TEXTE FOURNI >>
● ● ● ● ● ● ●

Des tests effectués par la fondation Maif sur plusieurs voitures semi-autonomes commercialisées montrent les progrès que doivent encore réaliser les constructeurs.
Si les tests et comparaisons de voitures traditionnelles ne manquent pas; il est aujourd’hui bien plus difficile d’obtenir les mêmes informations. Et cela sur les véhicules avec des fonctions de conduite semi-autonomes que commencent à commercialiser les constructeurs. Afin d’y voir un peu plus clair, la fondation Maif, une organisation de recherche sur la prévention des risques financée par l’assureur et reconnue d’utilité publique par l’Etat, a mené ses propres tests. Avec l’aide de la société de tests automobile UTAC-CERAM; la fondation a mis à l’épreuve entre septembre 2017 et juin 2018 les capacités de freinage d’urgence et de conduite autonome de quatre véhicules : Tesla Model S, BMW Série 7, Mercedes Classe E et Volvo S90.
En attendant la publication d’un rapport complet sur le sujet en octobre; la fondation Maif a partagé en avant-première avec le JDN ses premières conclusions détaillées sur les performances de ces véhicules. Il s’agit de fonctions de délégation de conduite de niveau 2 sur 5. C’est-à-dire que le véhicule peut conduire à la place de l’humain dans certaines situations mais le conducteur doit pouvoir reprendre la main à tout moment. Précisons également que certaines performances des véhicules peuvent avoir été améliorées depuis que les tests ont été réalisés, puisque les constructeurs mettent régulièrement à jour leurs systèmes. Par ailleurs, l’intelligence artificielle derrière ces systèmes faits que les tests ne sont pas toujours reproductibles : deux tests dans des conditions parfaitement identiques peuvent donner lieu à des prises de décisions du véhicule et des résultats différents.
“Tesla a un peu d’avance sur les constructeurs européens en termes de qualité de conduite autonome”

● ● ● ● ● ● ●

CONSIGNES >>
a - Relevez tous les véhicules que la fondation Maif a mis à l'épreuve, d'après le texte sur les voitures semi-autonomes.
b - Prolongez, s'il vous plaît, le texte sur les voitures semi-autonomes à partir de sa dernière phrase.

● ● ● ● ● ● ●

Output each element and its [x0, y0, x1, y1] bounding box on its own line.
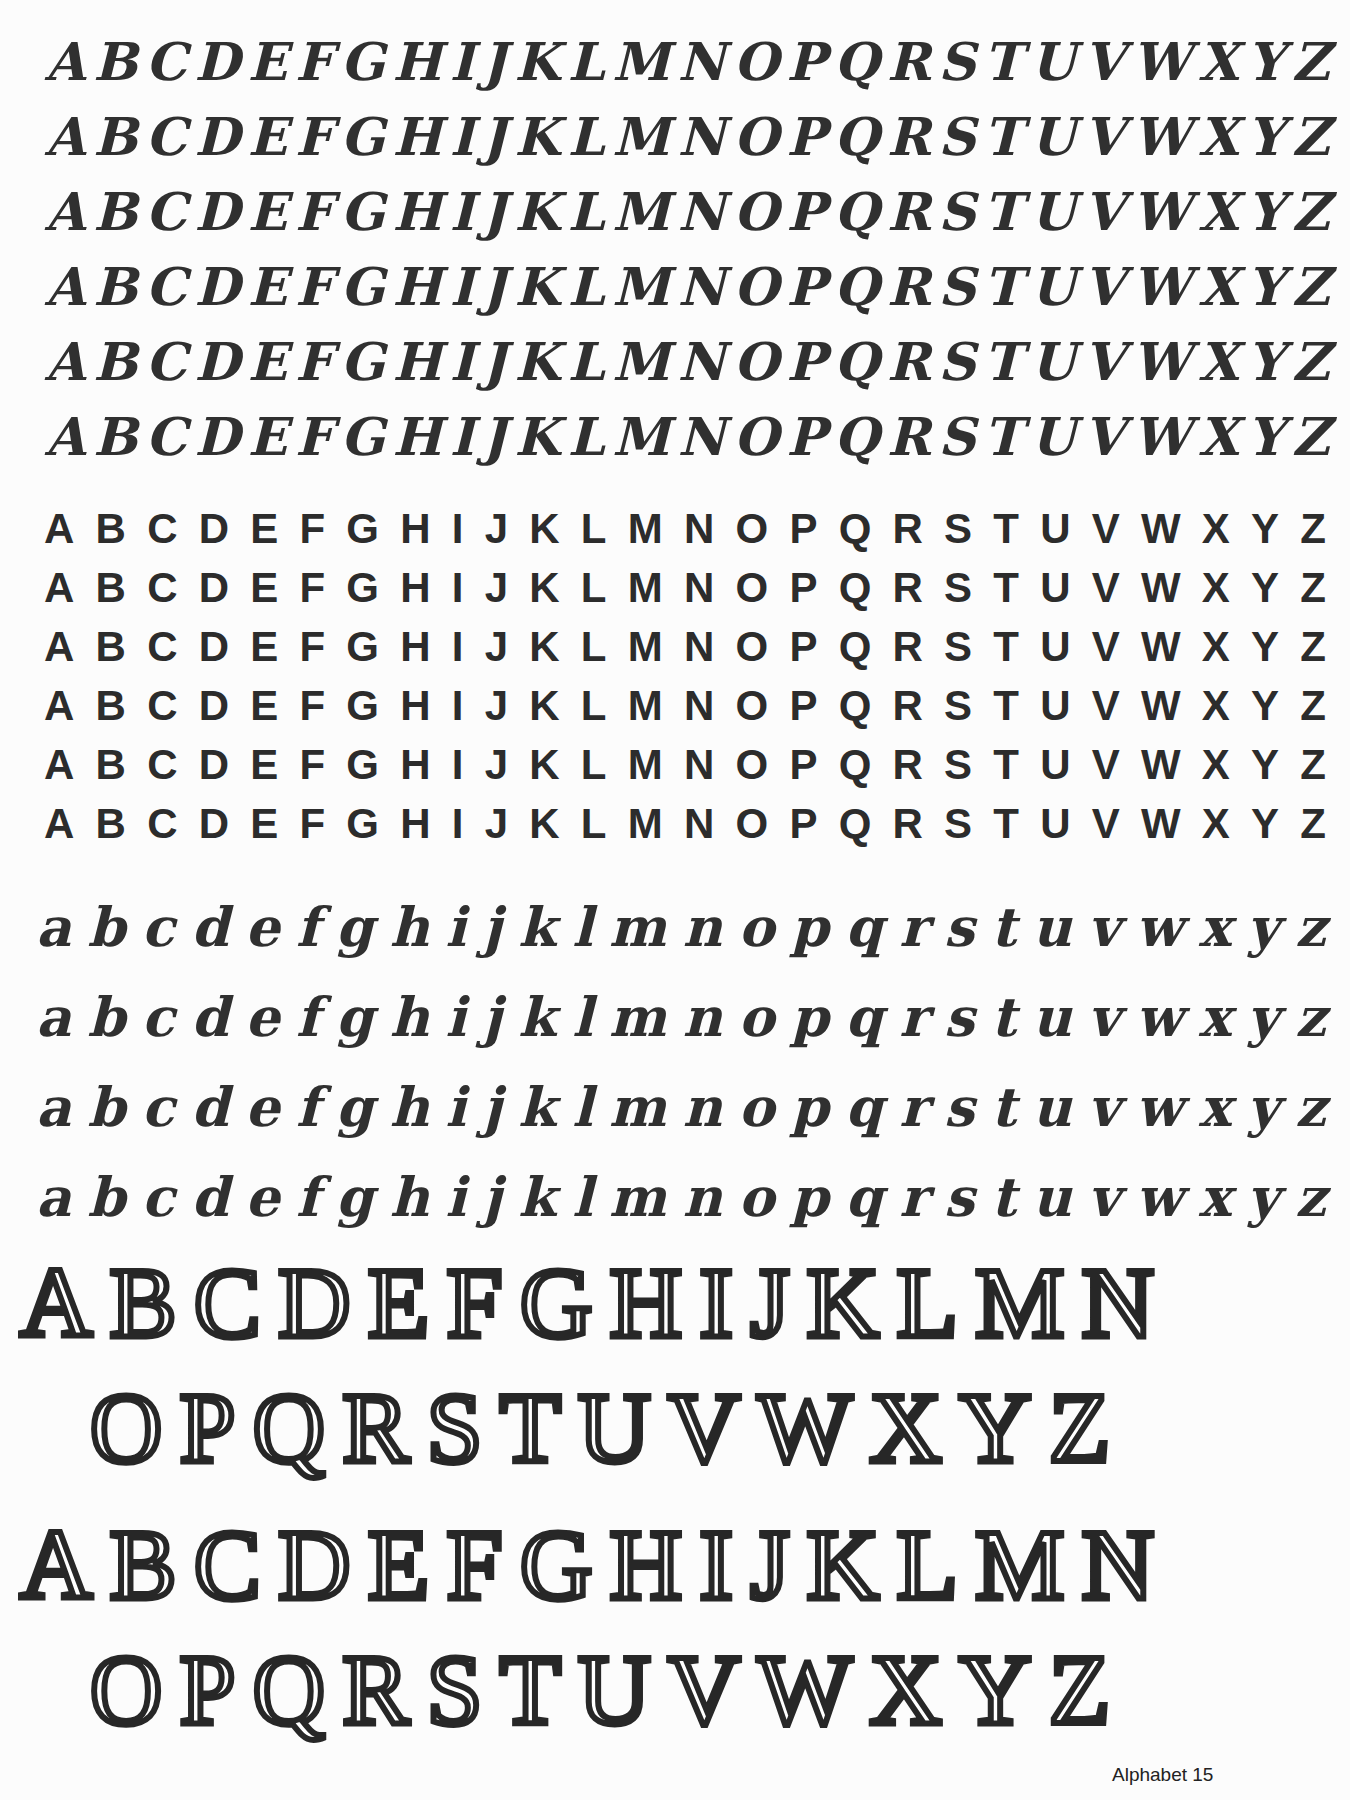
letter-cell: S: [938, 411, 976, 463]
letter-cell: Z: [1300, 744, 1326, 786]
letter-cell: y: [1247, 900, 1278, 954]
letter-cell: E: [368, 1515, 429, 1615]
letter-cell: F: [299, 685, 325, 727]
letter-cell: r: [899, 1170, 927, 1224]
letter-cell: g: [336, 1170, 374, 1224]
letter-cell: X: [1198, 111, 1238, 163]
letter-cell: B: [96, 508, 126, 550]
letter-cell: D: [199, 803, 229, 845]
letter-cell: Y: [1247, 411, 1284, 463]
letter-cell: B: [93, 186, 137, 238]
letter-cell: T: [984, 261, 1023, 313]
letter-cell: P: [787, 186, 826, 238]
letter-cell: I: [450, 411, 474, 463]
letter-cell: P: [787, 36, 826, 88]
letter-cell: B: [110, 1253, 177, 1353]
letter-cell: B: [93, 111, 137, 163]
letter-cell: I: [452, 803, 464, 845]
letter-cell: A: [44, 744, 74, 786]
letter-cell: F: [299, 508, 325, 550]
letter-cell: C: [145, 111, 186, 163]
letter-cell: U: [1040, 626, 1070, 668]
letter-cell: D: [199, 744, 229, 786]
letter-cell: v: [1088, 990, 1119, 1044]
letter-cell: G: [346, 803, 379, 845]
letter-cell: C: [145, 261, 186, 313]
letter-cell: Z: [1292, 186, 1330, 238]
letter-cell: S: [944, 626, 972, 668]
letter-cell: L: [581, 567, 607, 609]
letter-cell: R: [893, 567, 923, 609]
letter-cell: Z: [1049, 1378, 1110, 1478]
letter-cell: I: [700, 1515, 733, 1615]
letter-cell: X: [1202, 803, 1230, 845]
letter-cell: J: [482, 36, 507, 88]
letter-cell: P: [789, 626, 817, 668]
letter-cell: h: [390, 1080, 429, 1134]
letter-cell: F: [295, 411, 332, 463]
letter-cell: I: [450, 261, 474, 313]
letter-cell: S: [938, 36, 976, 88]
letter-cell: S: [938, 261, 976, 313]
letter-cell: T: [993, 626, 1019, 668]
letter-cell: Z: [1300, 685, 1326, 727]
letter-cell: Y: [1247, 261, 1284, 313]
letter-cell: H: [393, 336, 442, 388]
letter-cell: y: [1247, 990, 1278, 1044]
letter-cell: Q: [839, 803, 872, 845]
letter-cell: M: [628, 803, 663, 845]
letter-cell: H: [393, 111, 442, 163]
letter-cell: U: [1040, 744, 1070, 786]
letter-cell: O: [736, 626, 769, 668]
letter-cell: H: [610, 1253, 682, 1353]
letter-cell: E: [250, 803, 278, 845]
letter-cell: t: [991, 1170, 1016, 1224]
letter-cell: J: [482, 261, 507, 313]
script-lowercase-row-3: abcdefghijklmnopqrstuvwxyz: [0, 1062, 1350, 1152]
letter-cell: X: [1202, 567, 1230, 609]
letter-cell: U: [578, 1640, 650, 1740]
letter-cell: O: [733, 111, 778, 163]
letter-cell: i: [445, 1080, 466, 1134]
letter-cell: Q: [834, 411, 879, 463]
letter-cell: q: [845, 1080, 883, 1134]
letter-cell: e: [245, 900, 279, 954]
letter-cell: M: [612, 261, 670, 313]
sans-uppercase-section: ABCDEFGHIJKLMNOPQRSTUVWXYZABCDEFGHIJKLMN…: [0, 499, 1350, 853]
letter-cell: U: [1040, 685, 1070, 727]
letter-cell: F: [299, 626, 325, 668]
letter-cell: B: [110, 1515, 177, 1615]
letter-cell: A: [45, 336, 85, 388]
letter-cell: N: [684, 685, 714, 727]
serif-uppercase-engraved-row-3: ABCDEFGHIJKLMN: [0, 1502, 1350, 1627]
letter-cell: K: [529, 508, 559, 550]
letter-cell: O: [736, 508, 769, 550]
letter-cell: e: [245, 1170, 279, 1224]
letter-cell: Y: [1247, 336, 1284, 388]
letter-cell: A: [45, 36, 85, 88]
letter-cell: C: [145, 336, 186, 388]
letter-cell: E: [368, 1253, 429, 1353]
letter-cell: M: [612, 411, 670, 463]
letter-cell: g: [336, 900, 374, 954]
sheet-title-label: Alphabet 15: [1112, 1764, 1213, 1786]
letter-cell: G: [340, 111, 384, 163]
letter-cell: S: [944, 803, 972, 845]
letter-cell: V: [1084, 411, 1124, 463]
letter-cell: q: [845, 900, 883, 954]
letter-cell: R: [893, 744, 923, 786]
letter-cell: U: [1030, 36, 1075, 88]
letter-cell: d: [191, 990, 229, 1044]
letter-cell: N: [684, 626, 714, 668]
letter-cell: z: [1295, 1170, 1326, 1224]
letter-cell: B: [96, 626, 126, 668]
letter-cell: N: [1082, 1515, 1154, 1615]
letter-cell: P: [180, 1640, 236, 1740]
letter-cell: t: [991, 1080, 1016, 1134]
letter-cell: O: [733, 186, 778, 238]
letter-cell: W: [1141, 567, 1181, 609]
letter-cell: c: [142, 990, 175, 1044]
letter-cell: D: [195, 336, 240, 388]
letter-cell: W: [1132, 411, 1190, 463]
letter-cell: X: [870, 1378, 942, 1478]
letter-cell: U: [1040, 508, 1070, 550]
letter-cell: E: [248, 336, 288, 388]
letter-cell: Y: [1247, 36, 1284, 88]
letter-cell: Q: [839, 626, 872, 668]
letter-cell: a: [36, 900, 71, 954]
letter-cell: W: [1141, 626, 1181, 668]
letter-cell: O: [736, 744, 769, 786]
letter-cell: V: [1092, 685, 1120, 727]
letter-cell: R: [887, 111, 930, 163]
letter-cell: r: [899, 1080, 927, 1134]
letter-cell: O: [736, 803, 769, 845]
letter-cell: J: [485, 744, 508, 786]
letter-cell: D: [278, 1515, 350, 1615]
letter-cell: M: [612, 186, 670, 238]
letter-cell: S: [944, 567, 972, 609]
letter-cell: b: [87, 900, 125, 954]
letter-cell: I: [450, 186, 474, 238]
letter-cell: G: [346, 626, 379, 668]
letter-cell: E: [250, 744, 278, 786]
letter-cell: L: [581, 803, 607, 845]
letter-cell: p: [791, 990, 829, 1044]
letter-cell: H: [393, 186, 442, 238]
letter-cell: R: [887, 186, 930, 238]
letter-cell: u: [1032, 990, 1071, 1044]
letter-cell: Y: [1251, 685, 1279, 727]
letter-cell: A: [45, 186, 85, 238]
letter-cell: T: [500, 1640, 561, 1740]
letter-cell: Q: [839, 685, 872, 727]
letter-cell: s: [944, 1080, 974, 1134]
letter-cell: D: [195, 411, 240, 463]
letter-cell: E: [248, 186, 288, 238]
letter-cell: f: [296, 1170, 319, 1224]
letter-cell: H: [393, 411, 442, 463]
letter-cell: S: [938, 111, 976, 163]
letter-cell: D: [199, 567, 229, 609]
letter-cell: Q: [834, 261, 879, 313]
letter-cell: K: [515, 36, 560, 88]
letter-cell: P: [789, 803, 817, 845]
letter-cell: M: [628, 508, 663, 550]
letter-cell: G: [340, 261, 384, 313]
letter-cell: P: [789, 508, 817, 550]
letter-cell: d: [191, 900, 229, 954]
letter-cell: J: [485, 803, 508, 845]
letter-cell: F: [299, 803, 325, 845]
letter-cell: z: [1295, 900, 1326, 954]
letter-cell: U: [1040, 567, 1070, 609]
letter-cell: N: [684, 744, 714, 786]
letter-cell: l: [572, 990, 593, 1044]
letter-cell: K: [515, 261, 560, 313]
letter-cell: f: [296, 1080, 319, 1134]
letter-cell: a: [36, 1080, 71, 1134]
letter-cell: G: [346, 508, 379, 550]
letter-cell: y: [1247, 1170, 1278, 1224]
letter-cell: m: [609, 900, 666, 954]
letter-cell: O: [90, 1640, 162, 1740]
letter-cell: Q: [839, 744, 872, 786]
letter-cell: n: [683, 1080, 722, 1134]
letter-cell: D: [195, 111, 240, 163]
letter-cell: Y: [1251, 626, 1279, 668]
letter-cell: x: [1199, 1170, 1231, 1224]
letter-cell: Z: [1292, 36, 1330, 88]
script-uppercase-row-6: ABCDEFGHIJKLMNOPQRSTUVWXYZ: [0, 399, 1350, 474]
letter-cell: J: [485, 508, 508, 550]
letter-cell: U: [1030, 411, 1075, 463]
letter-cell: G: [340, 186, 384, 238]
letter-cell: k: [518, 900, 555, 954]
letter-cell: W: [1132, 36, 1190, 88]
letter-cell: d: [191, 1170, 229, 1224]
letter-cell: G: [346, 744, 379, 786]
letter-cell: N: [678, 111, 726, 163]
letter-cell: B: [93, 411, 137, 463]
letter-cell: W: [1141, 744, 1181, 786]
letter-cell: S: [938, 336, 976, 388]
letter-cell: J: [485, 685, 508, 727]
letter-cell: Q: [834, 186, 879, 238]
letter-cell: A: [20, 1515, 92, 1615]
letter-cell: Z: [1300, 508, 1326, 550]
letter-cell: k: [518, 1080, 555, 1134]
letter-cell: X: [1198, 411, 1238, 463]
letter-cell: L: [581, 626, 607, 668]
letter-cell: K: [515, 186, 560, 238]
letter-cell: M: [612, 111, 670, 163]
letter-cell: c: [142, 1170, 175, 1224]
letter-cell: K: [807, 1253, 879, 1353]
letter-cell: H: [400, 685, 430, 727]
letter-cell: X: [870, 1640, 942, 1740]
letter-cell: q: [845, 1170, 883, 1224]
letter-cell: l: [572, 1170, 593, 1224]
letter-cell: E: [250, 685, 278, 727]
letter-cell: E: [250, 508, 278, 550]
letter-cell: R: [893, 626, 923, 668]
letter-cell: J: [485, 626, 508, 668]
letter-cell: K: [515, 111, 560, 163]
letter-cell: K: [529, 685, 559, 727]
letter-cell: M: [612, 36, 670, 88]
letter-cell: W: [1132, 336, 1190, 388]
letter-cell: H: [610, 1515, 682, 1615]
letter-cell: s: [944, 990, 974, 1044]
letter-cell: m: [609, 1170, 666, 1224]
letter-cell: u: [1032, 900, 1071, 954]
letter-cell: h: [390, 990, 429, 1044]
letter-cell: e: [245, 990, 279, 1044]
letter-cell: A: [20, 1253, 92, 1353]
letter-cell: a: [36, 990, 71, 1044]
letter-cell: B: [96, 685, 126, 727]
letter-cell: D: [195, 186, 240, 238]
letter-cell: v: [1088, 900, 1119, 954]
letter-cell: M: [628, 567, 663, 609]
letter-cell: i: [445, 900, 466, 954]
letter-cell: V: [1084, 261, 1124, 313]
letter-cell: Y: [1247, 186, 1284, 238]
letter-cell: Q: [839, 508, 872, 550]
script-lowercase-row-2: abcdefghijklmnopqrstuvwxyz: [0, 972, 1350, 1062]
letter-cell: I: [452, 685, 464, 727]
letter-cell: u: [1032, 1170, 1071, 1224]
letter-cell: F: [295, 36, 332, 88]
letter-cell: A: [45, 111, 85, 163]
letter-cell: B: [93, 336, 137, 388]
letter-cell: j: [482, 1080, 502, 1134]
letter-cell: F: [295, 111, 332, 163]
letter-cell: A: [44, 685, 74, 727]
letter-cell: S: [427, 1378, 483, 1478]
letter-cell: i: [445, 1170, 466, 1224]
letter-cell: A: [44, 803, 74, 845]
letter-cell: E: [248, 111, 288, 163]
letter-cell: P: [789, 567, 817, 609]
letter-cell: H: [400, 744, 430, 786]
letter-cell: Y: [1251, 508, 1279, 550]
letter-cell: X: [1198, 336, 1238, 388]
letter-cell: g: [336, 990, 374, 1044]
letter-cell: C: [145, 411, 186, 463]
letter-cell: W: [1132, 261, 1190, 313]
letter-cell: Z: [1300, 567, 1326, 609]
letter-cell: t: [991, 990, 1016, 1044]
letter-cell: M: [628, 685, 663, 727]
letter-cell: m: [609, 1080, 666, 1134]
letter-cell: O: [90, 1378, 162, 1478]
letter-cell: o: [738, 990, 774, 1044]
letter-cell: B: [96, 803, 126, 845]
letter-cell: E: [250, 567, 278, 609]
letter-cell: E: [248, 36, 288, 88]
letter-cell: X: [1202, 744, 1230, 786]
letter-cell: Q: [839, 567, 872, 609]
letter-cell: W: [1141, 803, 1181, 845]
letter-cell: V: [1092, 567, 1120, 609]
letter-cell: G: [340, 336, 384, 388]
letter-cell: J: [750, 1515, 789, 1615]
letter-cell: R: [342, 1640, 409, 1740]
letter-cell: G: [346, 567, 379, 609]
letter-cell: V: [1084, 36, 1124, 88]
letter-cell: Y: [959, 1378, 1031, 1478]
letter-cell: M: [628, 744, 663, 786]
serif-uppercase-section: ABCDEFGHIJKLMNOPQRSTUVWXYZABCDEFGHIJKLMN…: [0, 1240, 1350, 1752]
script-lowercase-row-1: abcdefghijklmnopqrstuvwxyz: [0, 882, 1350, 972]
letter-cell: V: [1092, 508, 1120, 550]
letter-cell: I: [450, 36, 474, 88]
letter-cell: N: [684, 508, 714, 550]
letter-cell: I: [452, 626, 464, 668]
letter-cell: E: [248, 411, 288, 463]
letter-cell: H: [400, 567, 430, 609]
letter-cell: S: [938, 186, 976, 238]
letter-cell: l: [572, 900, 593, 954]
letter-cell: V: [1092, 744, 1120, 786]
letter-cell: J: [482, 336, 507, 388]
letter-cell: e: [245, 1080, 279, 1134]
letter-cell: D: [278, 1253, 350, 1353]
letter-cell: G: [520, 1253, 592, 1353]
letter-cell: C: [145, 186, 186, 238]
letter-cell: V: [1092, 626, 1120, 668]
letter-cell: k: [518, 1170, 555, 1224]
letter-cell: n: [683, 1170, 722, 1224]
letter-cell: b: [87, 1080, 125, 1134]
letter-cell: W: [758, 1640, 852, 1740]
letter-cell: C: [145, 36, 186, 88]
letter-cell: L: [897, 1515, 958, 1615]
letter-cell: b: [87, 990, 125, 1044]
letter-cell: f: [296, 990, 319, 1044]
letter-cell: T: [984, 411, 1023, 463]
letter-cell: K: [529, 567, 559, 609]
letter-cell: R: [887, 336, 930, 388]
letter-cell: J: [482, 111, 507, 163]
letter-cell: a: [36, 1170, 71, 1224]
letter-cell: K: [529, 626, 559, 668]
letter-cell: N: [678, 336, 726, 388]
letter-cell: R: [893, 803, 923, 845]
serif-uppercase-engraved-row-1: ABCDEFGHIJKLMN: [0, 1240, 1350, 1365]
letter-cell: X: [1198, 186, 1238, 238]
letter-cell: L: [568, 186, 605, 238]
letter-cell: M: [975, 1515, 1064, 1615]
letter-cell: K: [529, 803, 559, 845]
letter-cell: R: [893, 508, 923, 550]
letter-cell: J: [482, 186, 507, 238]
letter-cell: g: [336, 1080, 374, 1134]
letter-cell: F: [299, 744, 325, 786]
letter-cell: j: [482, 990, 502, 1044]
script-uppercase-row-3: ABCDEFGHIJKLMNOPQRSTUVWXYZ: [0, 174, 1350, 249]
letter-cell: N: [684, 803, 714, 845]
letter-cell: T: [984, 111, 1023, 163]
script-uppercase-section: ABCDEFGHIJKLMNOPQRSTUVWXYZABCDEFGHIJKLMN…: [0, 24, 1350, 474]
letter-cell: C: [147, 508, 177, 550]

● ● ● ● ● ● ●

RÉPONSES >>
a - Tesla Model S, BMW Série 7, Mercedes Classe E, Volvo S90

b -
Des paramètres différenciés
“De manière générale, Tesla a un peu d’avance sur les constructeurs européens en termes de qualité de conduite autonome.” relève Marc Rigolot, directeur de la fondation Maif. Et c’est en partie une question de choix, explique-t-il. Chaque constructeur décide de paramétrer ses systèmes de détection d’obstacles avec plus ou moins de sensibilité. Une faible sensibilité permettra une conduite plus fluide en évitant les faux positifs et les arrêts intempestifs du véhicule alors qu’il n’y a aucun danger. Inversement, un réglage plus sensible diminuera la qualité de la conduite. Mais renforcera la sécurité du véhicule en prenant le moins de risques possibles. “On peut dire que les véhicules européens testés sont plus prudents que Tesla”, conclut Marc Rigolot.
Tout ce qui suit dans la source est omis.